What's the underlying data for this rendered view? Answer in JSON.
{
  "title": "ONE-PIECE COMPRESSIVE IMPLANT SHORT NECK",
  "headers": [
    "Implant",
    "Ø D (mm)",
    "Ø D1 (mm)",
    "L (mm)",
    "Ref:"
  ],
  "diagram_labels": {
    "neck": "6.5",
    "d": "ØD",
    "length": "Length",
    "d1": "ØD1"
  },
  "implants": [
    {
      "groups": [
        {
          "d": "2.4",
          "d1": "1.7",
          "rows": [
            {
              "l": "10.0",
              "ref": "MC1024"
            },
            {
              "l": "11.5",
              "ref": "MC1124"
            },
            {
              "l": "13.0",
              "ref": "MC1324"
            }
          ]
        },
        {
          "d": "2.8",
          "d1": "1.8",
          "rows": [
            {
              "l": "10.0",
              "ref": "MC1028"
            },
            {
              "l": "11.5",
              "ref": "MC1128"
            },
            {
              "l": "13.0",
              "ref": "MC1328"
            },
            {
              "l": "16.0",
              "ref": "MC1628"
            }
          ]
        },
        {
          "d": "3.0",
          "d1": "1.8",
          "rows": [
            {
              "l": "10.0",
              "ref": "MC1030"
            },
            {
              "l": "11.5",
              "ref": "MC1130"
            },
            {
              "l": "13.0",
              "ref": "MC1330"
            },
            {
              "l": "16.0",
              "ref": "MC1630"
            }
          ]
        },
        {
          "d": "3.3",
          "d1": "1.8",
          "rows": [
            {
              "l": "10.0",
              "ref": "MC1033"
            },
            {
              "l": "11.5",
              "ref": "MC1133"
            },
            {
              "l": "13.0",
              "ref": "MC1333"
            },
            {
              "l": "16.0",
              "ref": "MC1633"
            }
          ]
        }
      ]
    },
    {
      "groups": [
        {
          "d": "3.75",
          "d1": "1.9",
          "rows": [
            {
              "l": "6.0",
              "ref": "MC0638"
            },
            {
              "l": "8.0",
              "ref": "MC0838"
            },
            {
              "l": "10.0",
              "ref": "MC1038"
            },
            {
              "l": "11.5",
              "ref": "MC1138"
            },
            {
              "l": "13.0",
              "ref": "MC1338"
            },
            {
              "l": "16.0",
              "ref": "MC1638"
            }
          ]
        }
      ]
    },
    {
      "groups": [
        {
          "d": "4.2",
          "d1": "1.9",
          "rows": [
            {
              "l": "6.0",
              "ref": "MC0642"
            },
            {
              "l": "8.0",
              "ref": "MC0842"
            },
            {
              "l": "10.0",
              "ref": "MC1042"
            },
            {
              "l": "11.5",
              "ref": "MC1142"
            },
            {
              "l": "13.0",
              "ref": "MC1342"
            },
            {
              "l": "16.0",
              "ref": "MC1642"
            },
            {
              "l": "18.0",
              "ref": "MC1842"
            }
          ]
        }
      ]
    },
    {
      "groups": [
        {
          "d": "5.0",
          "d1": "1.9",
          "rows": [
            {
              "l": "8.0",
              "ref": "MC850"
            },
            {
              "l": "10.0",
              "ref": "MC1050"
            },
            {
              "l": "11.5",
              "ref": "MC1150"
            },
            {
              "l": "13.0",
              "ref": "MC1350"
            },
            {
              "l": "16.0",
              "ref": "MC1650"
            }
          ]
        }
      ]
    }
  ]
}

*Requirements:*
All of the records must be repeated exactly.

*Task output:*
What's the underlying data for this rendered view? Answer in JSON.
{
  "title": "ONE-PIECE COMPRESSIVE IMPLANT SHORT NECK",
  "headers": [
    "Implant",
    "Ø D (mm)",
    "Ø D1 (mm)",
    "L (mm)",
    "Ref:"
  ],
  "diagram_labels": {
    "neck": "6.5",
    "d": "ØD",
    "length": "Length",
    "d1": "ØD1"
  },
  "implants": [
    {
      "groups": [
        {
          "d": "2.4",
          "d1": "1.7",
          "rows": [
            {
              "l": "10.0",
              "ref": "MC1024"
            },
            {
              "l": "11.5",
              "ref": "MC1124"
            },
            {
              "l": "13.0",
              "ref": "MC1324"
            }
          ]
        },
        {
          "d": "2.8",
          "d1": "1.8",
          "rows": [
            {
              "l": "10.0",
              "ref": "MC1028"
            },
            {
              "l": "11.5",
              "ref": "MC1128"
            },
            {
              "l": "13.0",
              "ref": "MC1328"
            },
            {
              "l": "16.0",
              "ref": "MC1628"
            }
          ]
        },
        {
          "d": "3.0",
          "d1": "1.8",
          "rows": [
            {
              "l": "10.0",
              "ref": "MC1030"
            },
            {
              "l": "11.5",
              "ref": "MC1130"
            },
            {
              "l": "13.0",
              "ref": "MC1330"
            },
            {
              "l": "16.0",
              "ref": "MC1630"
            }
          ]
        },
        {
          "d": "3.3",
          "d1": "1.8",
          "rows": [
            {
              "l": "10.0",
              "ref": "MC1033"
            },
            {
              "l": "11.5",
              "ref": "MC1133"
            },
            {
              "l": "13.0",
              "ref": "MC1333"
            },
            {
              "l": "16.0",
              "ref": "MC1633"
            }
          ]
        }
      ]
    },
    {
      "groups": [
        {
          "d": "3.75",
          "d1": "1.9",
          "rows": [
            {
              "l": "6.0",
              "ref": "MC0638"
            },
            {
              "l": "8.0",
              "ref": "MC0838"
            },
            {
              "l": "10.0",
              "ref": "MC1038"
            },
            {
              "l": "11.5",
              "ref": "MC1138"
            },
            {
              "l": "13.0",
              "ref": "MC1338"
            },
            {
              "l": "16.0",
              "ref": "MC1638"
            }
          ]
        }
      ]
    },
    {
      "groups": [
        {
          "d": "4.2",
          "d1": "1.9",
          "rows": [
            {
              "l": "6.0",
              "ref": "MC0642"
            },
            {
              "l": "8.0",
              "ref": "MC0842"
            },
            {
              "l": "10.0",
              "ref": "MC1042"
            },
            {
              "l": "11.5",
              "ref": "MC1142"
            },
            {
              "l": "13.0",
              "ref": "MC1342"
            },
            {
              "l": "16.0",
              "ref": "MC1642"
            },
            {
              "l": "18.0",
              "ref": "MC1842"
            }
          ]
        }
      ]
    },
    {
      "groups": [
        {
          "d": "5.0",
          "d1": "1.9",
          "rows": [
            {
              "l": "8.0",
              "ref": "MC850"
            },
            {
              "l": "10.0",
              "ref": "MC1050"
            },
            {
              "l": "11.5",
              "ref": "MC1150"
            },
            {
              "l": "13.0",
              "ref": "MC1350"
            },
            {
              "l": "16.0",
              "ref": "MC1650"
            }
          ]
        }
      ]
    }
  ]
}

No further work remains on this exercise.